[START OF Input]

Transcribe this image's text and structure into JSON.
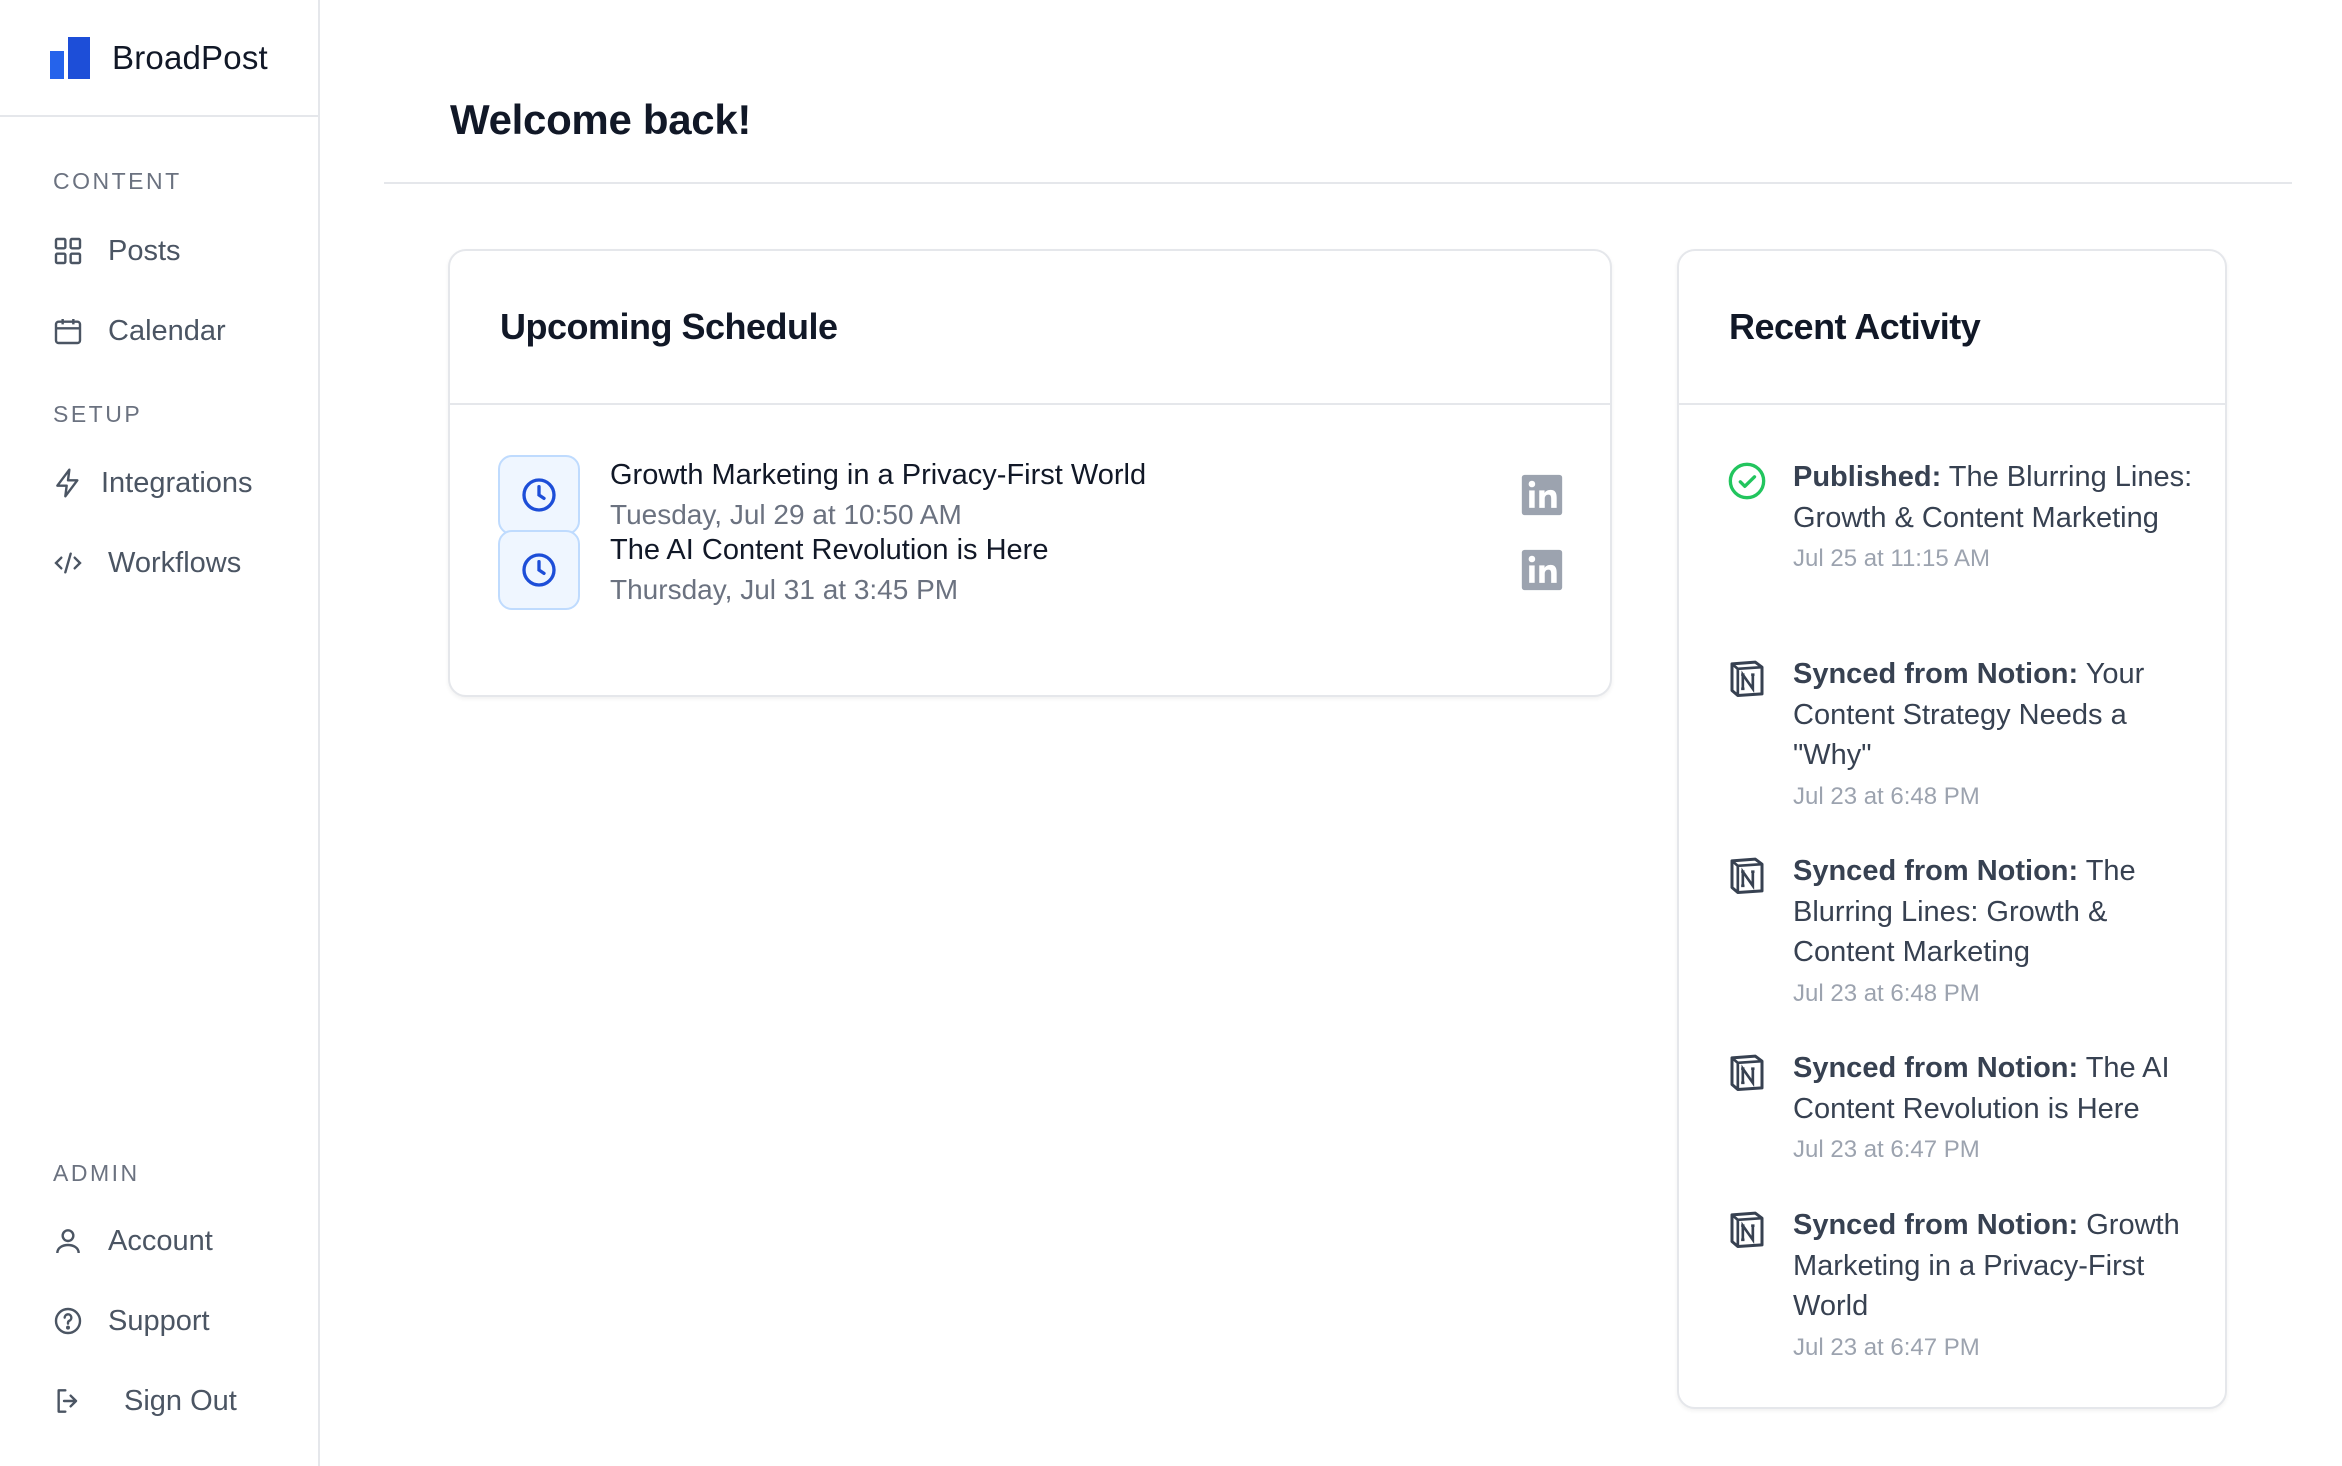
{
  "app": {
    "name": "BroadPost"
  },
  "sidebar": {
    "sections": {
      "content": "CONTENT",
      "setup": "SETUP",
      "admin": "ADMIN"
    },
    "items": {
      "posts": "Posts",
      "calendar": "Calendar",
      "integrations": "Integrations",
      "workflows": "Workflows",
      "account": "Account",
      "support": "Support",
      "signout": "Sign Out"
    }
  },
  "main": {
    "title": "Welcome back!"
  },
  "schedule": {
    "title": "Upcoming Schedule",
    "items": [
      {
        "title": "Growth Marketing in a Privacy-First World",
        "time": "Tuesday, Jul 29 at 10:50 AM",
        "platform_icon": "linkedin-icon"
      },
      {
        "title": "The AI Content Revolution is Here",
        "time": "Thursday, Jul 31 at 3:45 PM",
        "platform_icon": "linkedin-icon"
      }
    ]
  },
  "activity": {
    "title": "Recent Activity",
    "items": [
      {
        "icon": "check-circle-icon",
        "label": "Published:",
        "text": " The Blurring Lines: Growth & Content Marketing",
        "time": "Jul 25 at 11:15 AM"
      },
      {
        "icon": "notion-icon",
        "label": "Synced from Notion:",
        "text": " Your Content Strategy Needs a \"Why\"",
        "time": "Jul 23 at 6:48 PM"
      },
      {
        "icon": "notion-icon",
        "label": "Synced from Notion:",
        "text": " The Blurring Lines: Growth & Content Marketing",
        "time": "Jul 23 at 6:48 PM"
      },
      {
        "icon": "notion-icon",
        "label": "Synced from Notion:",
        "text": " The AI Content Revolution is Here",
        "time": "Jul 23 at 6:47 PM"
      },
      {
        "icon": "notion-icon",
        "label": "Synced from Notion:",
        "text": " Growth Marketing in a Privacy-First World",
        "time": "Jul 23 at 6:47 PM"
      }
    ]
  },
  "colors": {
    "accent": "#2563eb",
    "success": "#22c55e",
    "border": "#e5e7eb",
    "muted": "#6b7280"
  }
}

[END OF Input]
[START OF Input]

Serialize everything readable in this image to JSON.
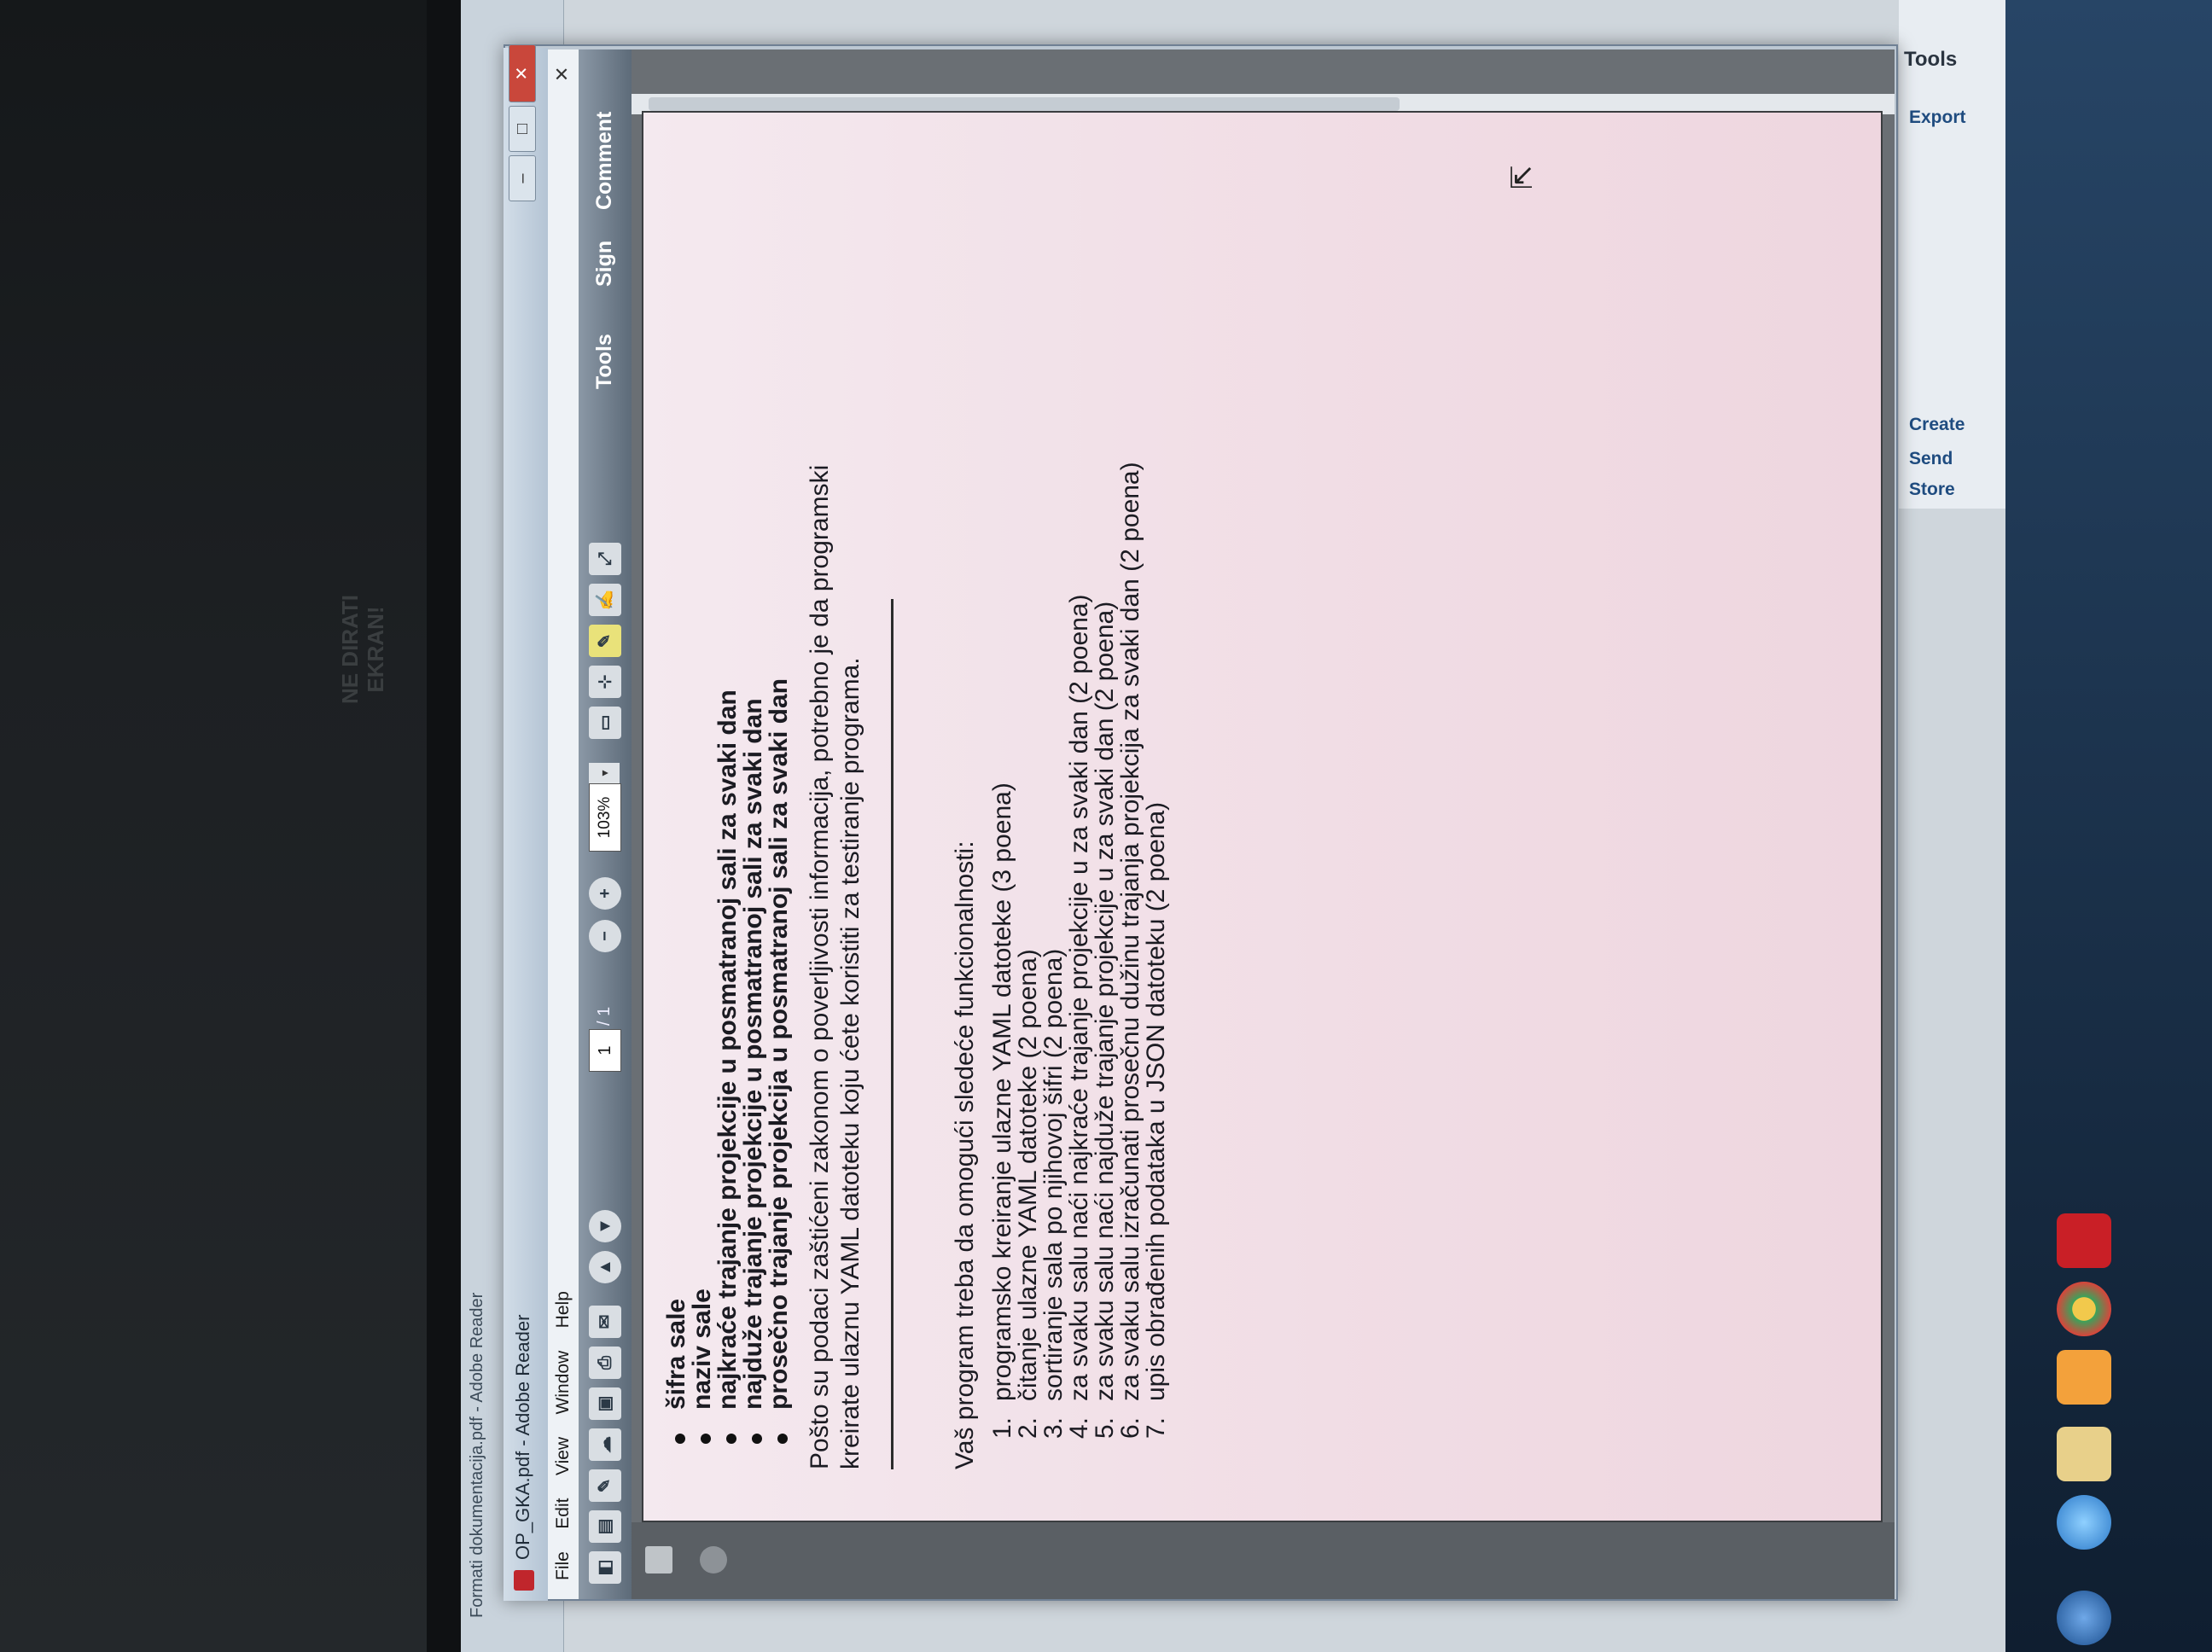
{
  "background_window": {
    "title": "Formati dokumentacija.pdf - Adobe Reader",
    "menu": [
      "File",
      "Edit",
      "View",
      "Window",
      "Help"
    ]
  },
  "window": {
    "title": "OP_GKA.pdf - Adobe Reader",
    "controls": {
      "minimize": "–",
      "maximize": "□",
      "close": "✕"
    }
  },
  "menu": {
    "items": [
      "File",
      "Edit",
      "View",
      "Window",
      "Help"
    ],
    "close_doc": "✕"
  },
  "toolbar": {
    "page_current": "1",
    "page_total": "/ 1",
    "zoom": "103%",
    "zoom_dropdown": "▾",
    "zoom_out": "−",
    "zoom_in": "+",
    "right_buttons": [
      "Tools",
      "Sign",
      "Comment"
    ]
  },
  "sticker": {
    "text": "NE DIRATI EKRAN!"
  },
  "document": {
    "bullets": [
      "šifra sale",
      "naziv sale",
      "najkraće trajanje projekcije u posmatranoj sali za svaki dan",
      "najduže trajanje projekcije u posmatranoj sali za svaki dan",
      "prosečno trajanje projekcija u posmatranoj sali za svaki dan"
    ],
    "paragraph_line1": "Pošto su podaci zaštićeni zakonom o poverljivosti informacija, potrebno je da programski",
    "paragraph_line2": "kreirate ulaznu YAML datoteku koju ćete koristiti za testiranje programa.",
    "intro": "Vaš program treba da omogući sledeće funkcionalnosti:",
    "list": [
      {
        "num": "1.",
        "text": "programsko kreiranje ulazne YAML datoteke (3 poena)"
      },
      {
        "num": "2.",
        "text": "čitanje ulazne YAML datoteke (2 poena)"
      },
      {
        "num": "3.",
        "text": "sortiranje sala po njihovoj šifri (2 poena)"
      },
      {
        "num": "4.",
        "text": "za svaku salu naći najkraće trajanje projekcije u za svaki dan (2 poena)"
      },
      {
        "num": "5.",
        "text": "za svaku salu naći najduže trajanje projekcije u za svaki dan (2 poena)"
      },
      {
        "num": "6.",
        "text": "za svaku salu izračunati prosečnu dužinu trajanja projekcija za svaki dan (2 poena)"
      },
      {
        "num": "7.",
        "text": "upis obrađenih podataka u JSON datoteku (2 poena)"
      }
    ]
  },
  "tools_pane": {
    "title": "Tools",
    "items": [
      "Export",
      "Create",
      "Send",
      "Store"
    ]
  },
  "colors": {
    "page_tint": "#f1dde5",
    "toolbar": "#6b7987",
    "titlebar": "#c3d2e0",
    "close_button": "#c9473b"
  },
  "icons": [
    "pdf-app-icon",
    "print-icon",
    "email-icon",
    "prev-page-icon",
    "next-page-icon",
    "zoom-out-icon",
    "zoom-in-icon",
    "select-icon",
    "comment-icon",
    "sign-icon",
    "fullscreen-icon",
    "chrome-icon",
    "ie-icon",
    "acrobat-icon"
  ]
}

[END OF Input]

What you are asked to do: Pick every line with "datoteke" in it and copy it.

Answer for this exercise:
        "text": "programsko kreiranje ulazne YAML datoteke (3 poena)"
        "text": "čitanje ulazne YAML datoteke (2 poena)"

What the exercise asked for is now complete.